— BEGIN Data records —

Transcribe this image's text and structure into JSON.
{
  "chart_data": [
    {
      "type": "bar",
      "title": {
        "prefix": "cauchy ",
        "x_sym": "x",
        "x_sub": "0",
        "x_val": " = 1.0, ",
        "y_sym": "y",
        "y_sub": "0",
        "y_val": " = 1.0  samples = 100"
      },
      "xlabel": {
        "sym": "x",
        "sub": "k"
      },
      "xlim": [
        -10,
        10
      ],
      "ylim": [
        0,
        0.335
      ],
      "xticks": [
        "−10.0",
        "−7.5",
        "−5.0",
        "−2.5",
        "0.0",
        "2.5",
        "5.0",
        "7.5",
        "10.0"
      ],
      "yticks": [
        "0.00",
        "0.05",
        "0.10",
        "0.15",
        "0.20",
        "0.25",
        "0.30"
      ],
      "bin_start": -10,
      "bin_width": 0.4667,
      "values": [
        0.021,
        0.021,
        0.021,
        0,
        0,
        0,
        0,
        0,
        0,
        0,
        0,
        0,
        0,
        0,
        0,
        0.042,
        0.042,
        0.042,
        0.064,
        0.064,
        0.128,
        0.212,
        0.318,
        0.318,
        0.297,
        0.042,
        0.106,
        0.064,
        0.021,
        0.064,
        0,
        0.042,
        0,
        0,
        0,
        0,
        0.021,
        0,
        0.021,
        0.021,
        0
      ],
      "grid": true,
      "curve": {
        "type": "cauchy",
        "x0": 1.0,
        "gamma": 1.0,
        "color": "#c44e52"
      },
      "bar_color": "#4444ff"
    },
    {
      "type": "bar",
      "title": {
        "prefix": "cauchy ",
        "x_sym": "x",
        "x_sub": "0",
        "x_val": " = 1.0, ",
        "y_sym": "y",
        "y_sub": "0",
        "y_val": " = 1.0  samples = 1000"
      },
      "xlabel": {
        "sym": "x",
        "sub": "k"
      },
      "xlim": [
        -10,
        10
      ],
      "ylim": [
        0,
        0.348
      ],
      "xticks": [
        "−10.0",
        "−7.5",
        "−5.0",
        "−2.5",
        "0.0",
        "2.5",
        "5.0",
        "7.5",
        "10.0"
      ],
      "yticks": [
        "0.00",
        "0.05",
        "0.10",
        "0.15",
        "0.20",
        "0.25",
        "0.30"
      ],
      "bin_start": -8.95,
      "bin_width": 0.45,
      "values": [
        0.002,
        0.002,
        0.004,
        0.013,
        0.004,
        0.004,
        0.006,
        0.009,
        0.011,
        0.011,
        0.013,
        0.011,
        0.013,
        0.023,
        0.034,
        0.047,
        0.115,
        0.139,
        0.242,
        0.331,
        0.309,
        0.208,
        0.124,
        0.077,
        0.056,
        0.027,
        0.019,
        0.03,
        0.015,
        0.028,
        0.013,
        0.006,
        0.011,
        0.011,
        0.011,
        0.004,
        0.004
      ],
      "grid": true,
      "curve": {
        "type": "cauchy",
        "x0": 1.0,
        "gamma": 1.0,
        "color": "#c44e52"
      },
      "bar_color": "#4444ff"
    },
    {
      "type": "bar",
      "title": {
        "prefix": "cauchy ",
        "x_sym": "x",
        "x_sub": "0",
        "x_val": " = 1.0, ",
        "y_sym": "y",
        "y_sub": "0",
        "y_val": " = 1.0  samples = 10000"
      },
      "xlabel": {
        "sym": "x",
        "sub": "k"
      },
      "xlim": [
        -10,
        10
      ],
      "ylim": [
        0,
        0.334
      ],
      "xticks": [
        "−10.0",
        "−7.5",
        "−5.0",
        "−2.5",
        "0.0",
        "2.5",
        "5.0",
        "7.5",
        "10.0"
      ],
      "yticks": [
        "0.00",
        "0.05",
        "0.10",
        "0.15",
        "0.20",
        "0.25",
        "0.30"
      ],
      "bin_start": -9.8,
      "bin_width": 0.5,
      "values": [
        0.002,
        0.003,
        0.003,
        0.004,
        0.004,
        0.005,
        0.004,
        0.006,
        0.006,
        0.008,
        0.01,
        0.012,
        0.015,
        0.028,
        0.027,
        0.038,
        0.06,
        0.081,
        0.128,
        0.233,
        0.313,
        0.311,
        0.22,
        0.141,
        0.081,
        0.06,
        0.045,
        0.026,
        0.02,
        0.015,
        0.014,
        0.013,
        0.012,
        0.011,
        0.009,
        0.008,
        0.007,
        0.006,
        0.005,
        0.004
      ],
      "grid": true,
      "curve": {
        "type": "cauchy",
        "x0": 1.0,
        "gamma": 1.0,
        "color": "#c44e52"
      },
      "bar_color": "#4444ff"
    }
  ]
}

— END Data records —

**What you will do:**
Copy out the material word for word and line for line.

**Answer to the exercise:**
Transcribe this image's text and structure into JSON.
{
  "chart_data": [
    {
      "type": "bar",
      "title": {
        "prefix": "cauchy ",
        "x_sym": "x",
        "x_sub": "0",
        "x_val": " = 1.0, ",
        "y_sym": "y",
        "y_sub": "0",
        "y_val": " = 1.0  samples = 100"
      },
      "xlabel": {
        "sym": "x",
        "sub": "k"
      },
      "xlim": [
        -10,
        10
      ],
      "ylim": [
        0,
        0.335
      ],
      "xticks": [
        "−10.0",
        "−7.5",
        "−5.0",
        "−2.5",
        "0.0",
        "2.5",
        "5.0",
        "7.5",
        "10.0"
      ],
      "yticks": [
        "0.00",
        "0.05",
        "0.10",
        "0.15",
        "0.20",
        "0.25",
        "0.30"
      ],
      "bin_start": -10,
      "bin_width": 0.4667,
      "values": [
        0.021,
        0.021,
        0.021,
        0,
        0,
        0,
        0,
        0,
        0,
        0,
        0,
        0,
        0,
        0,
        0,
        0.042,
        0.042,
        0.042,
        0.064,
        0.064,
        0.128,
        0.212,
        0.318,
        0.318,
        0.297,
        0.042,
        0.106,
        0.064,
        0.021,
        0.064,
        0,
        0.042,
        0,
        0,
        0,
        0,
        0.021,
        0,
        0.021,
        0.021,
        0
      ],
      "grid": true,
      "curve": {
        "type": "cauchy",
        "x0": 1.0,
        "gamma": 1.0,
        "color": "#c44e52"
      },
      "bar_color": "#4444ff"
    },
    {
      "type": "bar",
      "title": {
        "prefix": "cauchy ",
        "x_sym": "x",
        "x_sub": "0",
        "x_val": " = 1.0, ",
        "y_sym": "y",
        "y_sub": "0",
        "y_val": " = 1.0  samples = 1000"
      },
      "xlabel": {
        "sym": "x",
        "sub": "k"
      },
      "xlim": [
        -10,
        10
      ],
      "ylim": [
        0,
        0.348
      ],
      "xticks": [
        "−10.0",
        "−7.5",
        "−5.0",
        "−2.5",
        "0.0",
        "2.5",
        "5.0",
        "7.5",
        "10.0"
      ],
      "yticks": [
        "0.00",
        "0.05",
        "0.10",
        "0.15",
        "0.20",
        "0.25",
        "0.30"
      ],
      "bin_start": -8.95,
      "bin_width": 0.45,
      "values": [
        0.002,
        0.002,
        0.004,
        0.013,
        0.004,
        0.004,
        0.006,
        0.009,
        0.011,
        0.011,
        0.013,
        0.011,
        0.013,
        0.023,
        0.034,
        0.047,
        0.115,
        0.139,
        0.242,
        0.331,
        0.309,
        0.208,
        0.124,
        0.077,
        0.056,
        0.027,
        0.019,
        0.03,
        0.015,
        0.028,
        0.013,
        0.006,
        0.011,
        0.011,
        0.011,
        0.004,
        0.004
      ],
      "grid": true,
      "curve": {
        "type": "cauchy",
        "x0": 1.0,
        "gamma": 1.0,
        "color": "#c44e52"
      },
      "bar_color": "#4444ff"
    },
    {
      "type": "bar",
      "title": {
        "prefix": "cauchy ",
        "x_sym": "x",
        "x_sub": "0",
        "x_val": " = 1.0, ",
        "y_sym": "y",
        "y_sub": "0",
        "y_val": " = 1.0  samples = 10000"
      },
      "xlabel": {
        "sym": "x",
        "sub": "k"
      },
      "xlim": [
        -10,
        10
      ],
      "ylim": [
        0,
        0.334
      ],
      "xticks": [
        "−10.0",
        "−7.5",
        "−5.0",
        "−2.5",
        "0.0",
        "2.5",
        "5.0",
        "7.5",
        "10.0"
      ],
      "yticks": [
        "0.00",
        "0.05",
        "0.10",
        "0.15",
        "0.20",
        "0.25",
        "0.30"
      ],
      "bin_start": -9.8,
      "bin_width": 0.5,
      "values": [
        0.002,
        0.003,
        0.003,
        0.004,
        0.004,
        0.005,
        0.004,
        0.006,
        0.006,
        0.008,
        0.01,
        0.012,
        0.015,
        0.028,
        0.027,
        0.038,
        0.06,
        0.081,
        0.128,
        0.233,
        0.313,
        0.311,
        0.22,
        0.141,
        0.081,
        0.06,
        0.045,
        0.026,
        0.02,
        0.015,
        0.014,
        0.013,
        0.012,
        0.011,
        0.009,
        0.008,
        0.007,
        0.006,
        0.005,
        0.004
      ],
      "grid": true,
      "curve": {
        "type": "cauchy",
        "x0": 1.0,
        "gamma": 1.0,
        "color": "#c44e52"
      },
      "bar_color": "#4444ff"
    }
  ]
}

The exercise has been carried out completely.